-- Direction --
Starting with the line that holds "Enumerate this screenshot's", reproduce each line through the last one of the data, exactly as written. Pictures are not copied.

-- Excerpted data --
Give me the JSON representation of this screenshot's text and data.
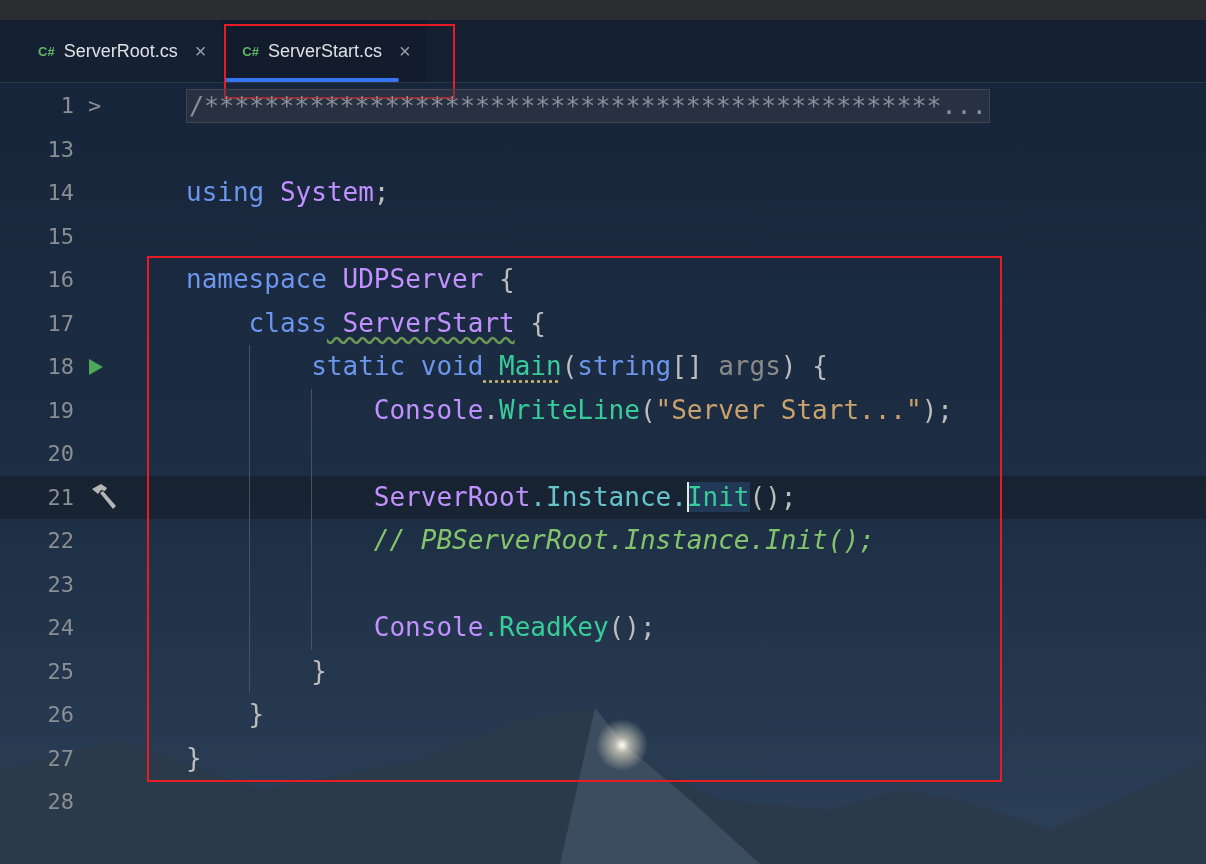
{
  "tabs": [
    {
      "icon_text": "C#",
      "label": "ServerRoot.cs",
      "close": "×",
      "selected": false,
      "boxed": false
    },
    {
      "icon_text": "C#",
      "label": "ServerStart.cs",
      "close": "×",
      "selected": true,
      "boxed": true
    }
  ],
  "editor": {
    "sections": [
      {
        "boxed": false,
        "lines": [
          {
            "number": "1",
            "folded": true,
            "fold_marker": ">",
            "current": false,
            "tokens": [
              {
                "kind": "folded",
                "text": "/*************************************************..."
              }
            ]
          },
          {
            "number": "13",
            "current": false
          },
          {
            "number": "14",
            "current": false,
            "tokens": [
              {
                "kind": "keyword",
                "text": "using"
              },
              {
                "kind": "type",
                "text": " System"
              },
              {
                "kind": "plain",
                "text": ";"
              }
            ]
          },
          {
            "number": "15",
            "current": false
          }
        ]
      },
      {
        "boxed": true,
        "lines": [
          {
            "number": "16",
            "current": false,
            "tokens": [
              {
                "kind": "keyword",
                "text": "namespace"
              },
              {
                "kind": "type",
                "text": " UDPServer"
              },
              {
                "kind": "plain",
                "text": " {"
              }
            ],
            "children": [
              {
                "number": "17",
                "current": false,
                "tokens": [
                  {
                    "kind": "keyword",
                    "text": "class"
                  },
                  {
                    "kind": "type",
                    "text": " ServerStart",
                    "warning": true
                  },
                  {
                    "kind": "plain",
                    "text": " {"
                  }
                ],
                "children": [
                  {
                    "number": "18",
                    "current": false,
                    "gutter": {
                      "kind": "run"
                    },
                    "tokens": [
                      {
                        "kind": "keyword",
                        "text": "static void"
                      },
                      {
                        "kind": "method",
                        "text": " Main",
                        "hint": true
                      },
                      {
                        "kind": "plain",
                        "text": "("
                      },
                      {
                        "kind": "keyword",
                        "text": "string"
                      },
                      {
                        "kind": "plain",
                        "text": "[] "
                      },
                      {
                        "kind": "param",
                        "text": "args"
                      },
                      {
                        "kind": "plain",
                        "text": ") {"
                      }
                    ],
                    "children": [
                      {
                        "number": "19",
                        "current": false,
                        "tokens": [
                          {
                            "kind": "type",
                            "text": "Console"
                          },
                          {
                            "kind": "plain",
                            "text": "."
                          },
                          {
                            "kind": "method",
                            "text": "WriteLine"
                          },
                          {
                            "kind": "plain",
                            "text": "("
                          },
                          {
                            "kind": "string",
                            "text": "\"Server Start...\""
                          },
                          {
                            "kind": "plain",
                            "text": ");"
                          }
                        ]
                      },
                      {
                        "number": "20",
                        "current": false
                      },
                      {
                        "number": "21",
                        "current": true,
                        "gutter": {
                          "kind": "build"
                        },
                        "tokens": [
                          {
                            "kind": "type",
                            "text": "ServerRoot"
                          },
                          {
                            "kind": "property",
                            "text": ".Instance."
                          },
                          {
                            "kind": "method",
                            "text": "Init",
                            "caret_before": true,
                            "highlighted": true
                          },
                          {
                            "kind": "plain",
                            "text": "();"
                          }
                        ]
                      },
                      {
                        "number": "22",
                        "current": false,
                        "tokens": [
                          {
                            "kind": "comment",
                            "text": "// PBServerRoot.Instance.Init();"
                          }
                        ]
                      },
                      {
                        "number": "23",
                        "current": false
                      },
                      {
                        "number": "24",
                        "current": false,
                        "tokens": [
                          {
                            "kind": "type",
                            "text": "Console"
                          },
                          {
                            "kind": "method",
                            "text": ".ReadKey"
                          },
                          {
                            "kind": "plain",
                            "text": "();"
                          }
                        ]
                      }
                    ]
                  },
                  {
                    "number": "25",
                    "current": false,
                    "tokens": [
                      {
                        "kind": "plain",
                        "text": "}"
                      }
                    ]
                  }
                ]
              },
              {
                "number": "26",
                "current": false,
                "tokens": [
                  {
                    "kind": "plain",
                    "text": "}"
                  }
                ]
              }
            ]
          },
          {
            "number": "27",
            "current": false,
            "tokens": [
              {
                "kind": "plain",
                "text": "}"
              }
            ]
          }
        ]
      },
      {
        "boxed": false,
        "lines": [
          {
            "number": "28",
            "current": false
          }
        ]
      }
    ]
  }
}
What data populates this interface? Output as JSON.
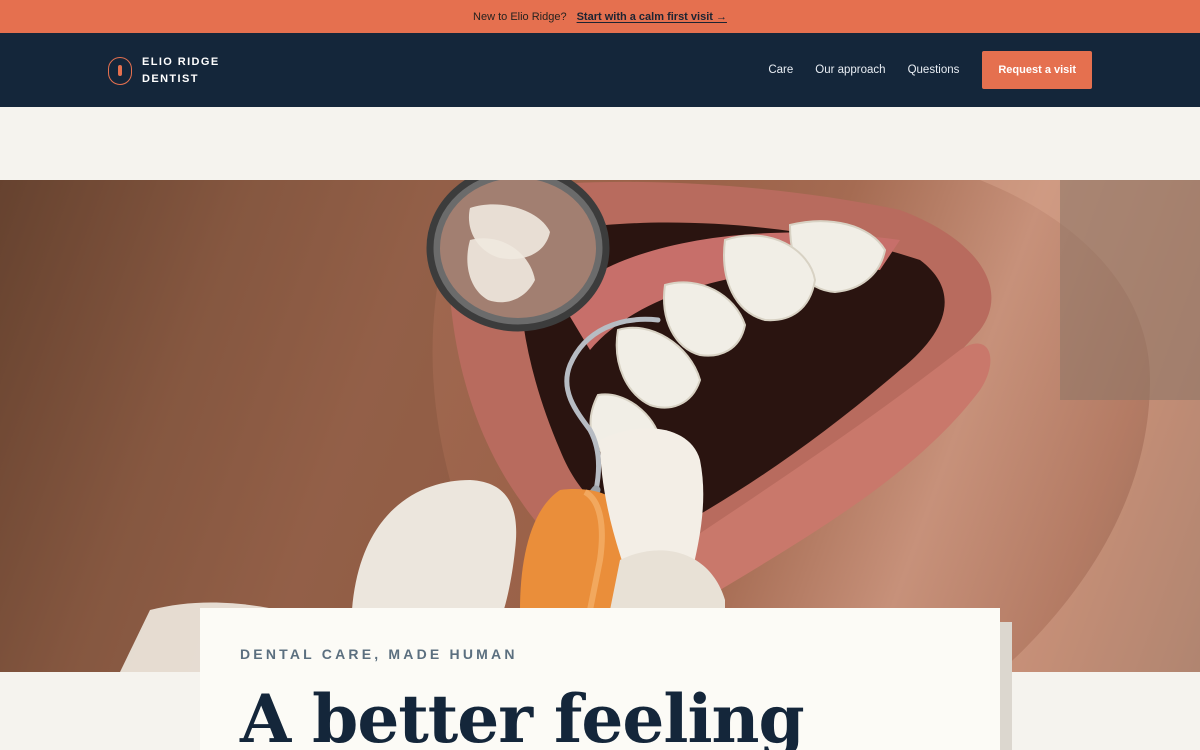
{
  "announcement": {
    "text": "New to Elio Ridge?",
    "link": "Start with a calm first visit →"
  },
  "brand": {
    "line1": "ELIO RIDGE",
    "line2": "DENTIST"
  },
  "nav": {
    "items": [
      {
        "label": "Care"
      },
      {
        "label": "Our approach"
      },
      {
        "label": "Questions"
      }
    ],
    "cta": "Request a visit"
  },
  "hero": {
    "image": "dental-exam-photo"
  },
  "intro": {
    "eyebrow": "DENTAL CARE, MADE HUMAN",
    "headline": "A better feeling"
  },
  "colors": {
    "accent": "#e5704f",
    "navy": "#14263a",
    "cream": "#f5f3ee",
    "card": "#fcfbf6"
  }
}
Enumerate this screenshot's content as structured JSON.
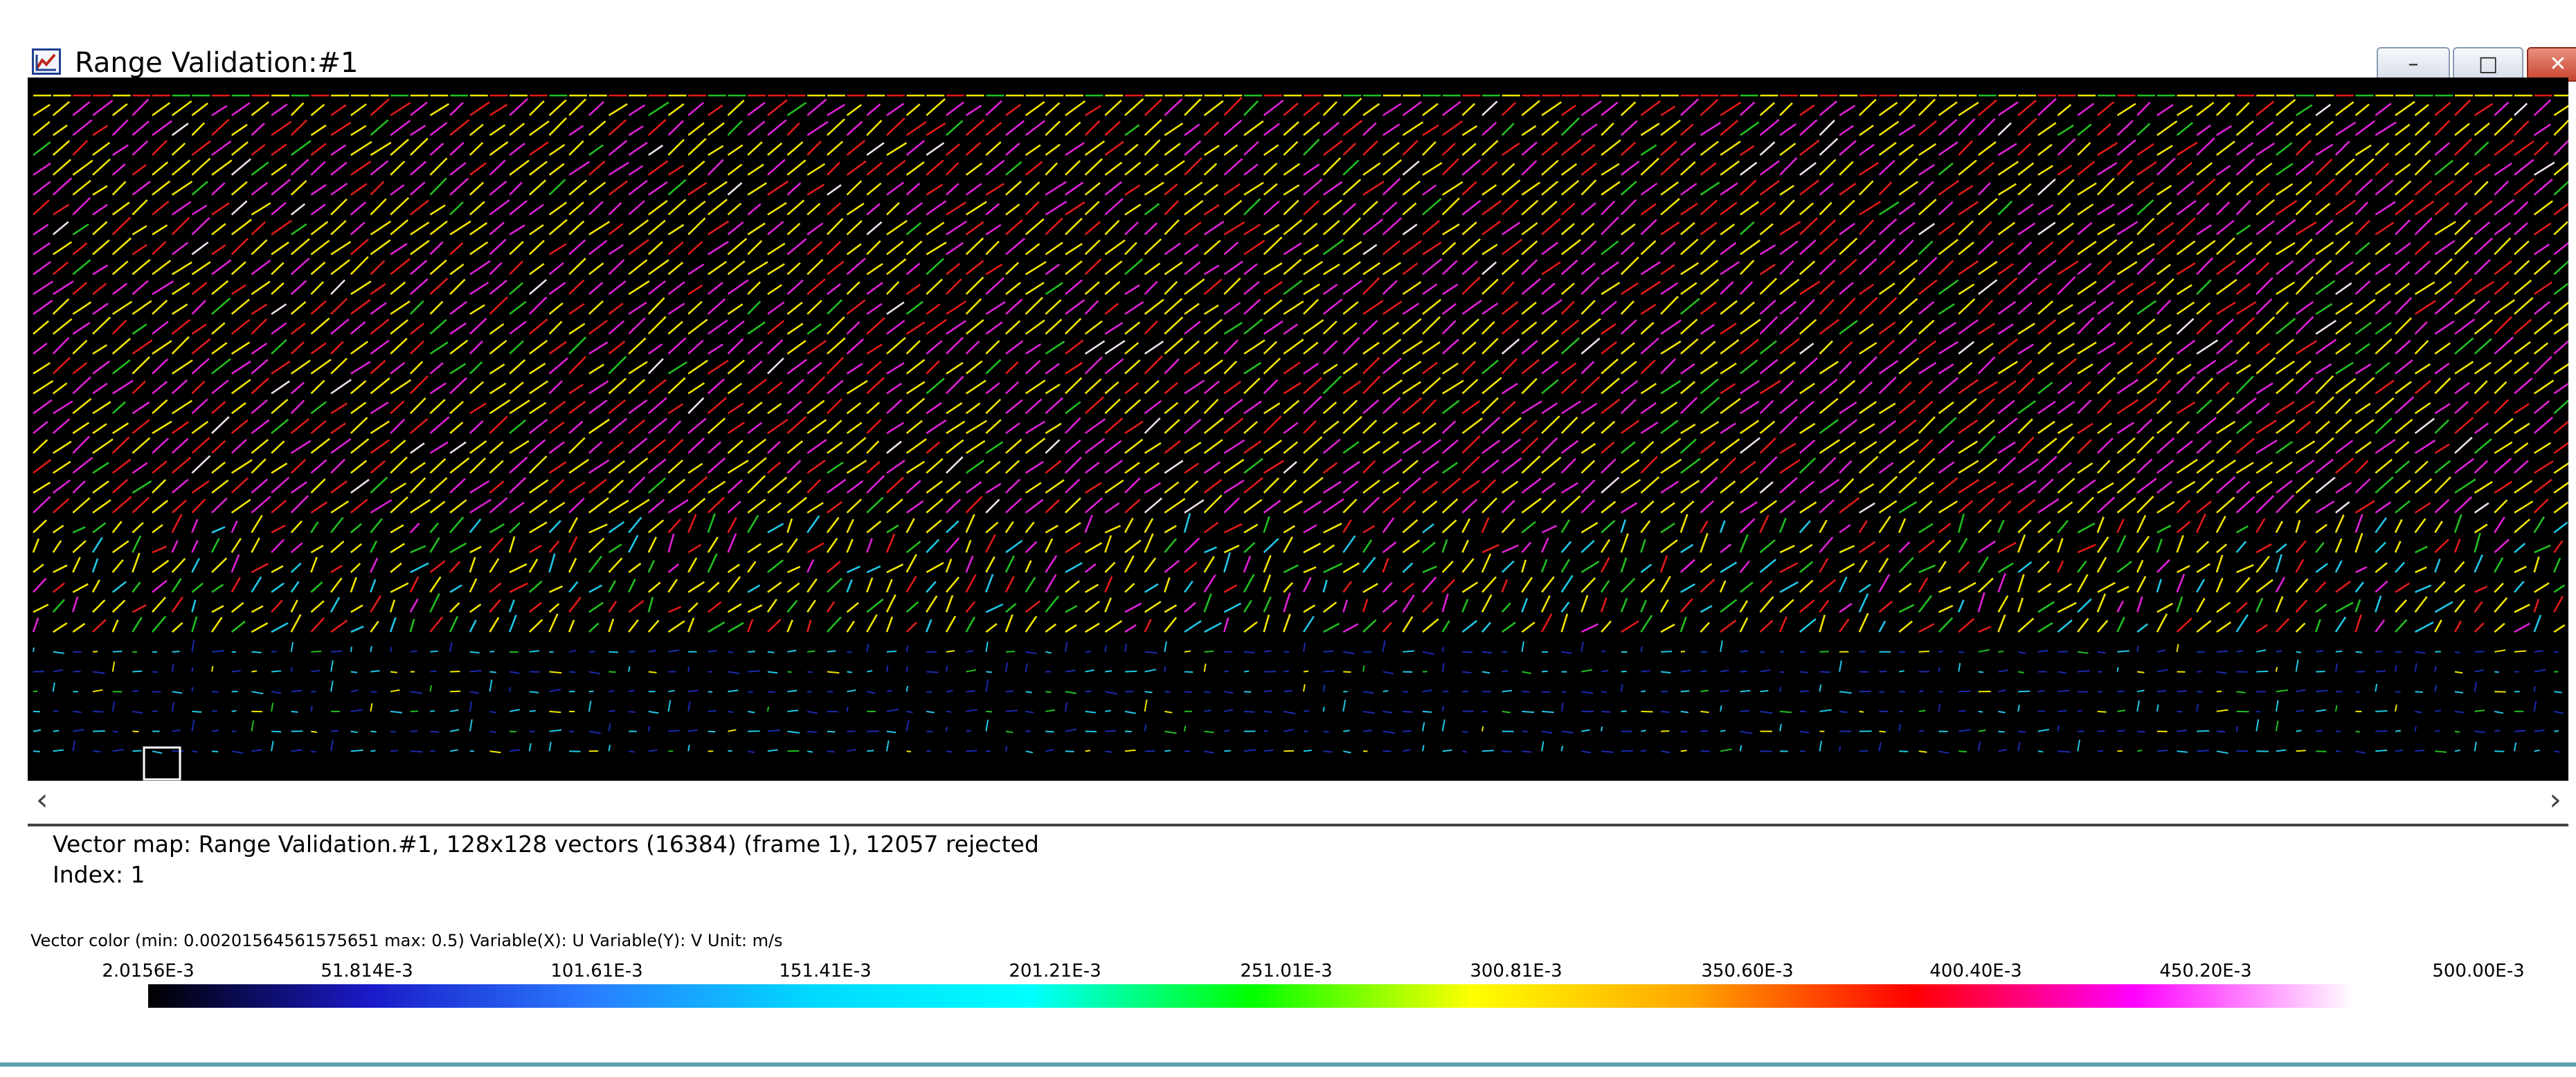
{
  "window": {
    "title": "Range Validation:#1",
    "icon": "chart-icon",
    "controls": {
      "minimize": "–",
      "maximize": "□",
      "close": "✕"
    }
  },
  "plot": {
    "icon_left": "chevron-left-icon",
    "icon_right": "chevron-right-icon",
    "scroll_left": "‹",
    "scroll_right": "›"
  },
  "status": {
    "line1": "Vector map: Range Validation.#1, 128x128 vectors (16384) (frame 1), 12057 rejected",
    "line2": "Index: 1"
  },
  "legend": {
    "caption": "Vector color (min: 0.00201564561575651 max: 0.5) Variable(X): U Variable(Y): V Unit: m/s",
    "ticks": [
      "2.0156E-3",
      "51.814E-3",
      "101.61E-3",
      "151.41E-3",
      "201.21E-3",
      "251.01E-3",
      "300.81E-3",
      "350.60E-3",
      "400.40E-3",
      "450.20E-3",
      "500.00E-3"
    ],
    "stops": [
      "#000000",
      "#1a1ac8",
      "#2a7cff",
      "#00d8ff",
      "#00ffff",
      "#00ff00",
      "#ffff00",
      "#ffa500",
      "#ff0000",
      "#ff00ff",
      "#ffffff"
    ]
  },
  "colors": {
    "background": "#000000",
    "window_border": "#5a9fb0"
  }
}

-- Solution below --
Enumerate this screenshot's content as structured JSON.
{
  "window": {
    "title": "Range Validation:#1",
    "icon": "chart-icon",
    "controls": {
      "minimize": "–",
      "maximize": "□",
      "close": "✕"
    }
  },
  "plot": {
    "icon_left": "chevron-left-icon",
    "icon_right": "chevron-right-icon",
    "scroll_left": "‹",
    "scroll_right": "›"
  },
  "status": {
    "line1": "Vector map: Range Validation.#1, 128x128 vectors (16384) (frame 1), 12057 rejected",
    "line2": "Index: 1"
  },
  "legend": {
    "caption": "Vector color (min: 0.00201564561575651 max: 0.5) Variable(X): U Variable(Y): V Unit: m/s",
    "ticks": [
      "2.0156E-3",
      "51.814E-3",
      "101.61E-3",
      "151.41E-3",
      "201.21E-3",
      "251.01E-3",
      "300.81E-3",
      "350.60E-3",
      "400.40E-3",
      "450.20E-3",
      "500.00E-3"
    ],
    "stops": [
      "#000000",
      "#1a1ac8",
      "#2a7cff",
      "#00d8ff",
      "#00ffff",
      "#00ff00",
      "#ffff00",
      "#ffa500",
      "#ff0000",
      "#ff00ff",
      "#ffffff"
    ]
  },
  "colors": {
    "background": "#000000",
    "window_border": "#5a9fb0"
  }
}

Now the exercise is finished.